Task requirements
Report every line in the listing that contains the string "laya".

Supplied entries
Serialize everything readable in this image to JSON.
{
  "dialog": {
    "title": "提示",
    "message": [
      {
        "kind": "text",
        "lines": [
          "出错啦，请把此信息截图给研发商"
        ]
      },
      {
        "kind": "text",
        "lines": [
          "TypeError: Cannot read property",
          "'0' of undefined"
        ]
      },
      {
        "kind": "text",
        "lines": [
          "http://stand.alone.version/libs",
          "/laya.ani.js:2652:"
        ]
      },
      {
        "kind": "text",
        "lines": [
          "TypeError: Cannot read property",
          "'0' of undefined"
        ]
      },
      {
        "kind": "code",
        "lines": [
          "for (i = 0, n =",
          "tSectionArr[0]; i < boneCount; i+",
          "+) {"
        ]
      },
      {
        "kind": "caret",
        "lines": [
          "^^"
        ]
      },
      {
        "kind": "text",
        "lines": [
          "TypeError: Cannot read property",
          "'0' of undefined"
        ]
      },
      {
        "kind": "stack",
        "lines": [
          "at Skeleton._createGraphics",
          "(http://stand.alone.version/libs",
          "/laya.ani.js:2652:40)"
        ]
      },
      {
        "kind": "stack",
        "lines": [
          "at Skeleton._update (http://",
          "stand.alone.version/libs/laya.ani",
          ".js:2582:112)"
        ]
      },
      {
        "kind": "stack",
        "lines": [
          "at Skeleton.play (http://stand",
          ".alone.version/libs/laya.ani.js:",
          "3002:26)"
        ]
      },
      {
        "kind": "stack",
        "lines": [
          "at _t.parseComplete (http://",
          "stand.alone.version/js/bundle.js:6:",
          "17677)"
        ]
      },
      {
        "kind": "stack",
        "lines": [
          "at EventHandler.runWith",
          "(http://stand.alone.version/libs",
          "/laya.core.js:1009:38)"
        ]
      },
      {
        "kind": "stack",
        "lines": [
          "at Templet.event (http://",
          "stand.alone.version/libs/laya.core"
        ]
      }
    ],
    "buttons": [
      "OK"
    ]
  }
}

Response for this exercise
          "/laya.ani.js:2652:"
          "/laya.ani.js:2652:40)"
          "stand.alone.version/libs/laya.ani",
          ".alone.version/libs/laya.ani.js:",
          "/laya.core.js:1009:38)"
          "stand.alone.version/libs/laya.core"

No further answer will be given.